TASK INPUT:
----------------------------------------
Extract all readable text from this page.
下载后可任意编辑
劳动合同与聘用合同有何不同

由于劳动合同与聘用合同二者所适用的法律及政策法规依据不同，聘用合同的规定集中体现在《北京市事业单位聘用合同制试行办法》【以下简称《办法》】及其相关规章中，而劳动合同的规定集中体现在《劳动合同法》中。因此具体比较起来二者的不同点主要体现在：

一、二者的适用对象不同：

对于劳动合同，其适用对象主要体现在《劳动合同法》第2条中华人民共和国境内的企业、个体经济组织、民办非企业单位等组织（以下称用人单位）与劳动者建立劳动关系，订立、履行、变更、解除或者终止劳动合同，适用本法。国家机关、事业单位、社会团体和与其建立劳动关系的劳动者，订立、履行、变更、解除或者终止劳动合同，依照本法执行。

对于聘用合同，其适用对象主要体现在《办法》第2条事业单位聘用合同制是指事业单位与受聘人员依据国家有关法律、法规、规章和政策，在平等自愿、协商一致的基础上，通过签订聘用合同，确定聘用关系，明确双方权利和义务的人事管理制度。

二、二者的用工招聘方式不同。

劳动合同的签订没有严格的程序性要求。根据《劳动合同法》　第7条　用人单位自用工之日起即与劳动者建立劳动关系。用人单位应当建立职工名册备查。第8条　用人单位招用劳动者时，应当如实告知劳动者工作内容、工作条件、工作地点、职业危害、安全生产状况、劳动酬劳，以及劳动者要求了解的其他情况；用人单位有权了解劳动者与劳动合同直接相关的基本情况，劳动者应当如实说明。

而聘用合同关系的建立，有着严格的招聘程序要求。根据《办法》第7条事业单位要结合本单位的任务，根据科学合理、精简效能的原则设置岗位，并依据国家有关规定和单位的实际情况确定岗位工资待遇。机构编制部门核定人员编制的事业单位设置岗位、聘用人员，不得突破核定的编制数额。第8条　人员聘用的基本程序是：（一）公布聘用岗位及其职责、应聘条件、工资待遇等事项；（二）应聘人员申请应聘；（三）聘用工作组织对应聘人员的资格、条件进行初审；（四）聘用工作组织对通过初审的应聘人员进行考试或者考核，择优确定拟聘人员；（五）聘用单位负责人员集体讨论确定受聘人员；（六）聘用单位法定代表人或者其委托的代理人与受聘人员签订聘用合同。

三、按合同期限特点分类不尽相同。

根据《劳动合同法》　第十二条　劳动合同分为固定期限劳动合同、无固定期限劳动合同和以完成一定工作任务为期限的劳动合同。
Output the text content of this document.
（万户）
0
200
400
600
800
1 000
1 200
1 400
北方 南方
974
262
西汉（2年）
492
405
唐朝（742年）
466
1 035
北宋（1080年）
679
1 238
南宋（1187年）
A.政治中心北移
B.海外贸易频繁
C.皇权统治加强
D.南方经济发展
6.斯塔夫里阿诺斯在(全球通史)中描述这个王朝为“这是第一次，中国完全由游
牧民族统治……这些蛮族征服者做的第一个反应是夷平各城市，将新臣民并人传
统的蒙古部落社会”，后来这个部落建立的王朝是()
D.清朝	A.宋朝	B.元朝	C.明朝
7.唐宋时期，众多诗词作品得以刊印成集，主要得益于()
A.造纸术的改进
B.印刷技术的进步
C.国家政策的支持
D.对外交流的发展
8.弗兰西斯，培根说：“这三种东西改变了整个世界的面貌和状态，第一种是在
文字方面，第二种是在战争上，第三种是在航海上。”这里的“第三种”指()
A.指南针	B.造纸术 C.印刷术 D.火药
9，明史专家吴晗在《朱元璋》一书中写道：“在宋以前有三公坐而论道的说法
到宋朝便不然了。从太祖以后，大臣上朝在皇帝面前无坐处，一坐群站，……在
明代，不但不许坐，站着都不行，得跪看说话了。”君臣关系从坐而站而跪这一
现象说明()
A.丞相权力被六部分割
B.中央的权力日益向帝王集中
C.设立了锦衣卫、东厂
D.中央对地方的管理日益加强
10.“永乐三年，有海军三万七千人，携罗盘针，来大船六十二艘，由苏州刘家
----------------------------------------
Set down all of the records shown above once more, exactly.

EXERCISE RESPONSE:
Extract all readable text from this page.
下载后可任意编辑
劳动合同与聘用合同有何不同

由于劳动合同与聘用合同二者所适用的法律及政策法规依据不同，聘用合同的规定集中体现在《北京市事业单位聘用合同制试行办法》【以下简称《办法》】及其相关规章中，而劳动合同的规定集中体现在《劳动合同法》中。因此具体比较起来二者的不同点主要体现在：

一、二者的适用对象不同：

对于劳动合同，其适用对象主要体现在《劳动合同法》第2条中华人民共和国境内的企业、个体经济组织、民办非企业单位等组织（以下称用人单位）与劳动者建立劳动关系，订立、履行、变更、解除或者终止劳动合同，适用本法。国家机关、事业单位、社会团体和与其建立劳动关系的劳动者，订立、履行、变更、解除或者终止劳动合同，依照本法执行。

对于聘用合同，其适用对象主要体现在《办法》第2条事业单位聘用合同制是指事业单位与受聘人员依据国家有关法律、法规、规章和政策，在平等自愿、协商一致的基础上，通过签订聘用合同，确定聘用关系，明确双方权利和义务的人事管理制度。

二、二者的用工招聘方式不同。

劳动合同的签订没有严格的程序性要求。根据《劳动合同法》　第7条　用人单位自用工之日起即与劳动者建立劳动关系。用人单位应当建立职工名册备查。第8条　用人单位招用劳动者时，应当如实告知劳动者工作内容、工作条件、工作地点、职业危害、安全生产状况、劳动酬劳，以及劳动者要求了解的其他情况；用人单位有权了解劳动者与劳动合同直接相关的基本情况，劳动者应当如实说明。

而聘用合同关系的建立，有着严格的招聘程序要求。根据《办法》第7条事业单位要结合本单位的任务，根据科学合理、精简效能的原则设置岗位，并依据国家有关规定和单位的实际情况确定岗位工资待遇。机构编制部门核定人员编制的事业单位设置岗位、聘用人员，不得突破核定的编制数额。第8条　人员聘用的基本程序是：（一）公布聘用岗位及其职责、应聘条件、工资待遇等事项；（二）应聘人员申请应聘；（三）聘用工作组织对应聘人员的资格、条件进行初审；（四）聘用工作组织对通过初审的应聘人员进行考试或者考核，择优确定拟聘人员；（五）聘用单位负责人员集体讨论确定受聘人员；（六）聘用单位法定代表人或者其委托的代理人与受聘人员签订聘用合同。

三、按合同期限特点分类不尽相同。

根据《劳动合同法》　第十二条　劳动合同分为固定期限劳动合同、无固定期限劳动合同和以完成一定工作任务为期限的劳动合同。
Output the text content of this document.
（万户）
0
200
400
600
800
1 000
1 200
1 400
北方 南方
974
262
西汉（2年）
492
405
唐朝（742年）
466
1 035
北宋（1080年）
679
1 238
南宋（1187年）
A.政治中心北移
B.海外贸易频繁
C.皇权统治加强
D.南方经济发展
6.斯塔夫里阿诺斯在(全球通史)中描述这个王朝为“这是第一次，中国完全由游
牧民族统治……这些蛮族征服者做的第一个反应是夷平各城市，将新臣民并人传
统的蒙古部落社会”，后来这个部落建立的王朝是()
D.清朝	A.宋朝	B.元朝	C.明朝
7.唐宋时期，众多诗词作品得以刊印成集，主要得益于()
A.造纸术的改进
B.印刷技术的进步
C.国家政策的支持
D.对外交流的发展
8.弗兰西斯，培根说：“这三种东西改变了整个世界的面貌和状态，第一种是在
文字方面，第二种是在战争上，第三种是在航海上。”这里的“第三种”指()
A.指南针	B.造纸术 C.印刷术 D.火药
9，明史专家吴晗在《朱元璋》一书中写道：“在宋以前有三公坐而论道的说法
到宋朝便不然了。从太祖以后，大臣上朝在皇帝面前无坐处，一坐群站，……在
明代，不但不许坐，站着都不行，得跪看说话了。”君臣关系从坐而站而跪这一
现象说明()
A.丞相权力被六部分割
B.中央的权力日益向帝王集中
C.设立了锦衣卫、东厂
D.中央对地方的管理日益加强
10.“永乐三年，有海军三万七千人，携罗盘针，来大船六十二艘，由苏州刘家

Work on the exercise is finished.